**What is needed**
Say how many lines include "JSON", with no words around the number.

━━ Records for the task ━━

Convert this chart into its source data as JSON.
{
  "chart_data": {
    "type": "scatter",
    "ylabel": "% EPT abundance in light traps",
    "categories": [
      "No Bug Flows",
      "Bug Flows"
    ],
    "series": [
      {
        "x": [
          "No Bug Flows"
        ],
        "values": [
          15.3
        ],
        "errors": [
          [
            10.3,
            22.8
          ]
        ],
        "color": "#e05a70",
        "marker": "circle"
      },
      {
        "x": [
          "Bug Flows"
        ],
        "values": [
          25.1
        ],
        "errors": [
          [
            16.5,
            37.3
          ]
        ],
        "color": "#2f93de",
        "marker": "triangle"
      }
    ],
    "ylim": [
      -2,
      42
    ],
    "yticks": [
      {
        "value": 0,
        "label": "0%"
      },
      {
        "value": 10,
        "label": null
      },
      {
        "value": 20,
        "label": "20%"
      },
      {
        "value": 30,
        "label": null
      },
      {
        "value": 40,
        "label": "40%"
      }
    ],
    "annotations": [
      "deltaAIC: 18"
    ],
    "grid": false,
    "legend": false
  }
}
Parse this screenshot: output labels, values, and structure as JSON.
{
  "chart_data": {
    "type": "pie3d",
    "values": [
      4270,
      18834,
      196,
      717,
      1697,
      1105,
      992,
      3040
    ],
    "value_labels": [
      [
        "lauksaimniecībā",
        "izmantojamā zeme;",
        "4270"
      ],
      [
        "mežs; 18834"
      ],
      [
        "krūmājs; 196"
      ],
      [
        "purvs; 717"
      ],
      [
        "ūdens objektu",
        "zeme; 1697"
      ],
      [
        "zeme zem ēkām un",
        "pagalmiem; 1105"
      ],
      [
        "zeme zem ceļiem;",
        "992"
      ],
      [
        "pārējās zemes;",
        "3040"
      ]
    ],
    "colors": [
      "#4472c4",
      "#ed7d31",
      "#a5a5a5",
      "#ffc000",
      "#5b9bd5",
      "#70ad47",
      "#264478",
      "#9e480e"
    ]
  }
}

━━━

**In response**
2